* **Brief**
Scan the lines below for the word "nueva". Copy each line you find it in.
:: Supplied material
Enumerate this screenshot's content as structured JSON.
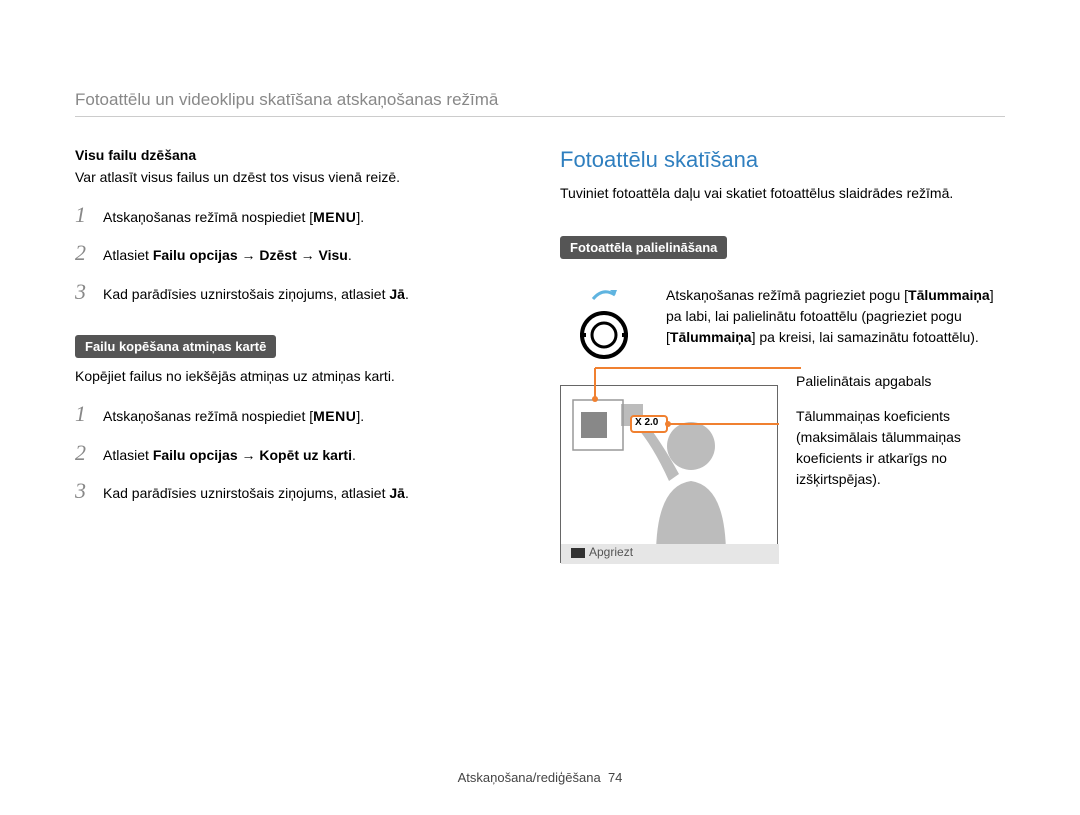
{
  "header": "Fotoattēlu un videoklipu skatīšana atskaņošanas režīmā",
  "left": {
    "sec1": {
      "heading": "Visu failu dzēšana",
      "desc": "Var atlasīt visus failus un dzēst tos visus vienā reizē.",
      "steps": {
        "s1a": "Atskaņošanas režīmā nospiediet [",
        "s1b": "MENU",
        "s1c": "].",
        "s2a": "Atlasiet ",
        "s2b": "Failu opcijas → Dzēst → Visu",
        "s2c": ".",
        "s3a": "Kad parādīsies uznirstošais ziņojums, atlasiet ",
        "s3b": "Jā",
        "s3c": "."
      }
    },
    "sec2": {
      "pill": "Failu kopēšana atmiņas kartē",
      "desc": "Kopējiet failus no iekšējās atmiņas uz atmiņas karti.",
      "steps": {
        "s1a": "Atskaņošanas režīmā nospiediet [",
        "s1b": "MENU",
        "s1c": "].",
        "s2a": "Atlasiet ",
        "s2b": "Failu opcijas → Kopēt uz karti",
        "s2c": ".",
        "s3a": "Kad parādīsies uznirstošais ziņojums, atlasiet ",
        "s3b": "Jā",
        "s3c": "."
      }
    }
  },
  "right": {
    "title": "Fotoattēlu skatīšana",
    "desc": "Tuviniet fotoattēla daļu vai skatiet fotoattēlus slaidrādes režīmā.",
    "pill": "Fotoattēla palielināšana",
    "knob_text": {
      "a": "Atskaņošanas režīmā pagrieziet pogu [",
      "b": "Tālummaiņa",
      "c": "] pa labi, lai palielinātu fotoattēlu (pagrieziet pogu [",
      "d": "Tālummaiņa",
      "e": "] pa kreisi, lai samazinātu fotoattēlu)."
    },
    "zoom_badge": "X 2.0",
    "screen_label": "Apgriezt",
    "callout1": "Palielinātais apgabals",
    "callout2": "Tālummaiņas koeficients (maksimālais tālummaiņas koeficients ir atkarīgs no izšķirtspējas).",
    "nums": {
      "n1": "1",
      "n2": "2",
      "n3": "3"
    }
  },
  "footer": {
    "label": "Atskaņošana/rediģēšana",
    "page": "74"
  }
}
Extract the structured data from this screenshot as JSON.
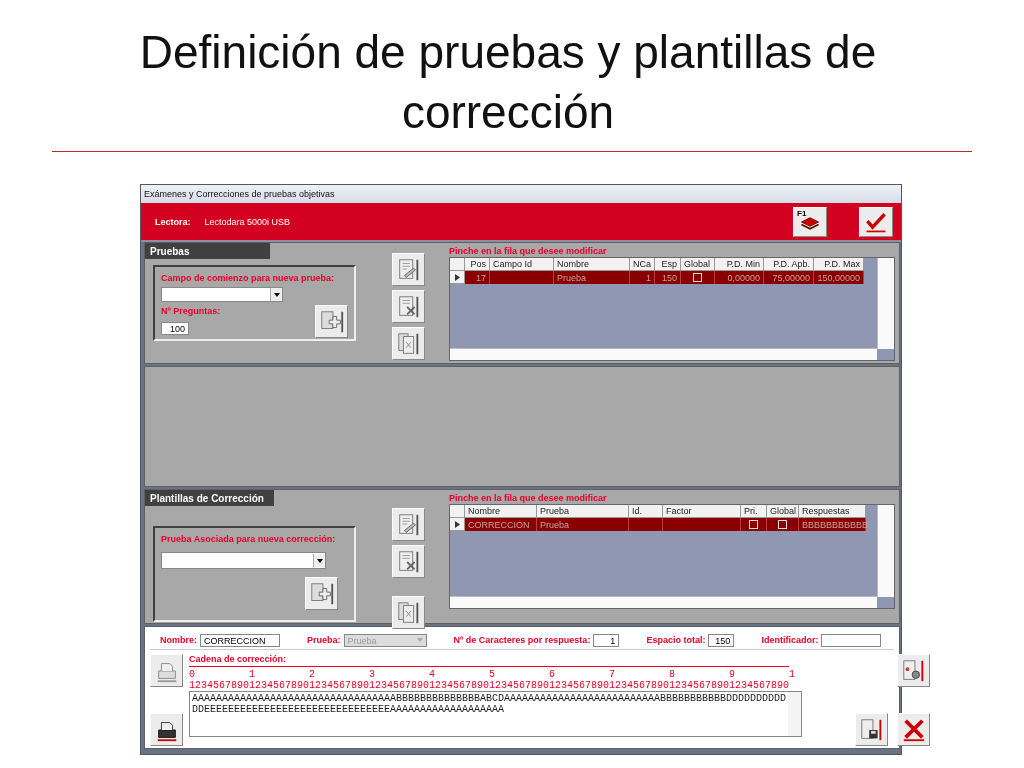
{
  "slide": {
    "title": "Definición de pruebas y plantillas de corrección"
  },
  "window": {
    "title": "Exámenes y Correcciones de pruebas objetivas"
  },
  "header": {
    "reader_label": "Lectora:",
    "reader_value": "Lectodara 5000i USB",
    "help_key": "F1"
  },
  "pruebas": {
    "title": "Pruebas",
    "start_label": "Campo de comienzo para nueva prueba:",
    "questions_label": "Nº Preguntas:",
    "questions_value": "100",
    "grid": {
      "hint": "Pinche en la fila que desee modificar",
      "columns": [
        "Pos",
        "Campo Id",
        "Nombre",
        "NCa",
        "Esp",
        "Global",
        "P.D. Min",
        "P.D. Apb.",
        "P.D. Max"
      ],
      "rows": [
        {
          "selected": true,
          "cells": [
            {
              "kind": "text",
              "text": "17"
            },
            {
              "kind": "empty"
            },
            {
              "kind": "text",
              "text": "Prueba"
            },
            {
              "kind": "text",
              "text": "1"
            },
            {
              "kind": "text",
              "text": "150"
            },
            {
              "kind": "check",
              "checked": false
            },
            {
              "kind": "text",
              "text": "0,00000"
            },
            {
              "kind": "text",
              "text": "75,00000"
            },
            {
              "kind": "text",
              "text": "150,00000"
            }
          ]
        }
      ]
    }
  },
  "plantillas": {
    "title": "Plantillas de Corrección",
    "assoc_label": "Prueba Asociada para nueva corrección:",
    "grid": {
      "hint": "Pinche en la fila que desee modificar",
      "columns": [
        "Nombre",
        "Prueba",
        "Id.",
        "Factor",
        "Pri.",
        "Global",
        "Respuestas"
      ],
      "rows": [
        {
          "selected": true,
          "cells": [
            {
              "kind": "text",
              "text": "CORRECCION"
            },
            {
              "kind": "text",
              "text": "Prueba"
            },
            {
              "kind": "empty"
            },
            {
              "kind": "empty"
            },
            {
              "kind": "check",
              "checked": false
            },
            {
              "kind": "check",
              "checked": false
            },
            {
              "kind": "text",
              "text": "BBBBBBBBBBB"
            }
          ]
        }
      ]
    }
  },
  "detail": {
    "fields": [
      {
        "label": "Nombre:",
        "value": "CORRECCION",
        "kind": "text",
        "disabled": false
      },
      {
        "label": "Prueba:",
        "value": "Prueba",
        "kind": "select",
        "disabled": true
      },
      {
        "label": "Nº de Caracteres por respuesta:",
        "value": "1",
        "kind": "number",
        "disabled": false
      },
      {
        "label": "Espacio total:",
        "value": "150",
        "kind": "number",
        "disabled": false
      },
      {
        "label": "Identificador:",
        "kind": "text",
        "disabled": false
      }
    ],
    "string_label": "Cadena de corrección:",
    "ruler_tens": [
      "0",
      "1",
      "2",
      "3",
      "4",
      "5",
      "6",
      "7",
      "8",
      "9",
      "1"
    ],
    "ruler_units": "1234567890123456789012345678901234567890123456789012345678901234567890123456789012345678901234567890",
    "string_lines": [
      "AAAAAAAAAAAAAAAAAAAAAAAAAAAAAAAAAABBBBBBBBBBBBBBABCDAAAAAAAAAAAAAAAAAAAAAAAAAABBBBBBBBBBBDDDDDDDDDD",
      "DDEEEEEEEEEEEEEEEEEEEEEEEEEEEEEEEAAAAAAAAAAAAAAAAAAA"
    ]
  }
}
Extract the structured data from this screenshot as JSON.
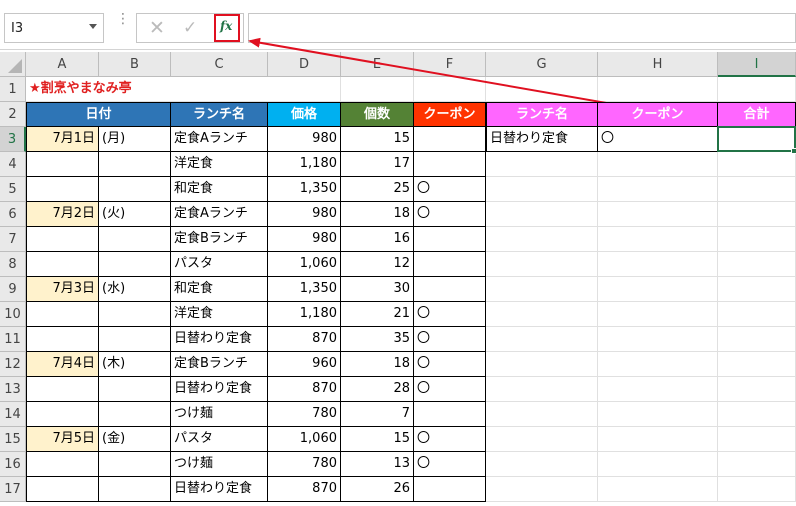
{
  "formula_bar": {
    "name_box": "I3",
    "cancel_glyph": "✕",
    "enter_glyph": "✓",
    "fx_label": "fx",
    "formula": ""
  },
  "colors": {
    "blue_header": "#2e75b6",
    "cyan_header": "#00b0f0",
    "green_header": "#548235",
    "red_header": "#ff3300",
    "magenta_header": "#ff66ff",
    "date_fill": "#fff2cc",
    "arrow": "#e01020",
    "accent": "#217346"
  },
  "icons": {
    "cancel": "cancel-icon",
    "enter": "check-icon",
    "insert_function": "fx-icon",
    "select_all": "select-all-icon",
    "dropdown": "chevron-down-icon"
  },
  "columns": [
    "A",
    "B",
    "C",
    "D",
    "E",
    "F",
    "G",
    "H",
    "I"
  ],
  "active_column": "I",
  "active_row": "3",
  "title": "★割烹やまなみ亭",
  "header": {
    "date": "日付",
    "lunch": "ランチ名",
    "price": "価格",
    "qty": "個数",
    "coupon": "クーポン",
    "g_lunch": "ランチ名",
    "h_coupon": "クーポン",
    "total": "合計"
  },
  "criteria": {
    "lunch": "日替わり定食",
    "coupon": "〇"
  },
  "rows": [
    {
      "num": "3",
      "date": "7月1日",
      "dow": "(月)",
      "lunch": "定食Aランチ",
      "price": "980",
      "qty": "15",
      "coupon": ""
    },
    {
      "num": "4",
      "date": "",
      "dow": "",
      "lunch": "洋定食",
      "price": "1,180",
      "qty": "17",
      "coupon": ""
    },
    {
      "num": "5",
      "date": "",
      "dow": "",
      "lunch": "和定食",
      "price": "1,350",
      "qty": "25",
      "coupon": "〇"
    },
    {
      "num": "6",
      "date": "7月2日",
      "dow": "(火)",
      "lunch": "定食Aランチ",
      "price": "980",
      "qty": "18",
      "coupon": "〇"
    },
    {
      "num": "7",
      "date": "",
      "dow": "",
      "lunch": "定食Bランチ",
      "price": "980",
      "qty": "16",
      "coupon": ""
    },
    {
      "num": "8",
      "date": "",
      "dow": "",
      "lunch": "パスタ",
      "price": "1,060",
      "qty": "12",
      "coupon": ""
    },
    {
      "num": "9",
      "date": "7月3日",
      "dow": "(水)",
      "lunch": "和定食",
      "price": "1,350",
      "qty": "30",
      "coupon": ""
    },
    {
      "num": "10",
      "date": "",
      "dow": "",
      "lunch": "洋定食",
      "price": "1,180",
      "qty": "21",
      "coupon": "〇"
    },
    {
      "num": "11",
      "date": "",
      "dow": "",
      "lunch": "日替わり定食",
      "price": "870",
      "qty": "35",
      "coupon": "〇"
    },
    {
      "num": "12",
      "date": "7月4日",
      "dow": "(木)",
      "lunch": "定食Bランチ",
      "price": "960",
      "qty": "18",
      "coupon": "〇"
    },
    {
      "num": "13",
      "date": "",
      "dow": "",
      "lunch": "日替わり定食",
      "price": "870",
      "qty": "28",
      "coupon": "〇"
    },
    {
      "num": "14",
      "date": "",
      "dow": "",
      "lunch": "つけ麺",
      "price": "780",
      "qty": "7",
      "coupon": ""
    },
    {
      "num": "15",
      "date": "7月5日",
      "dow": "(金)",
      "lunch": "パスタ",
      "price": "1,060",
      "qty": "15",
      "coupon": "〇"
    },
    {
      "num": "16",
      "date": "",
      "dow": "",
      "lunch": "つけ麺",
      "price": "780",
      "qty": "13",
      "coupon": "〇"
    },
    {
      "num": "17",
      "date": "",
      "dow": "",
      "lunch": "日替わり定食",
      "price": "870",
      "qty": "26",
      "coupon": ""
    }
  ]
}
::::
* **Result of the task**
    "start_label": "Campo de comienzo para nueva prueba:",
    "assoc_label": "Prueba Asociada para nueva corrección:",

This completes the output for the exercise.